Check each line of the material below for the string "Congratulations", then report how many lines have it, and nothing else.
______________________________
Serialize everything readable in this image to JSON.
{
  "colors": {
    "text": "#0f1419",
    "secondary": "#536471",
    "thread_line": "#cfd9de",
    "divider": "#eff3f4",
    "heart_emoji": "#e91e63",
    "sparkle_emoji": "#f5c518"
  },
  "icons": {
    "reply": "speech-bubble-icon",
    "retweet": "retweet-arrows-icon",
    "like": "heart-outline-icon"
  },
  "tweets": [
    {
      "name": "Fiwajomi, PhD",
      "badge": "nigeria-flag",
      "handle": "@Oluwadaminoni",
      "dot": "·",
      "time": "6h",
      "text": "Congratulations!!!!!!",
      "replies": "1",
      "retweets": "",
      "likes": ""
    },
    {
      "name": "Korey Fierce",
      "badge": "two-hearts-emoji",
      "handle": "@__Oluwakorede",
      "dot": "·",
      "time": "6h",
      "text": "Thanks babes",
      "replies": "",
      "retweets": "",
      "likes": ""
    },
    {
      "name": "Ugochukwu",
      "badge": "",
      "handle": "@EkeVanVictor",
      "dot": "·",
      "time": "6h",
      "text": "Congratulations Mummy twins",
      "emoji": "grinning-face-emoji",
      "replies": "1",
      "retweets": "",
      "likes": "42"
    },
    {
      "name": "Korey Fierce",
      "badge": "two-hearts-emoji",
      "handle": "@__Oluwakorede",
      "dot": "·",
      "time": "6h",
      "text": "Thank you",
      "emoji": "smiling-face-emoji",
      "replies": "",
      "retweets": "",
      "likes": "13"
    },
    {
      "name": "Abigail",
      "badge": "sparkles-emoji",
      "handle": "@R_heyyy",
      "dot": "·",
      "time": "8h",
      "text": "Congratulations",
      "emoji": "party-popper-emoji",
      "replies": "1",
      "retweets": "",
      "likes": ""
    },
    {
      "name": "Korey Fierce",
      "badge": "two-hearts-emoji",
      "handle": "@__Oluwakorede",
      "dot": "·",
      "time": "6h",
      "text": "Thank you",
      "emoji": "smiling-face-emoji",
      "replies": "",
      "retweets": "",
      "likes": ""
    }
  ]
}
______________________________
WRITTEN SOLUTION: 3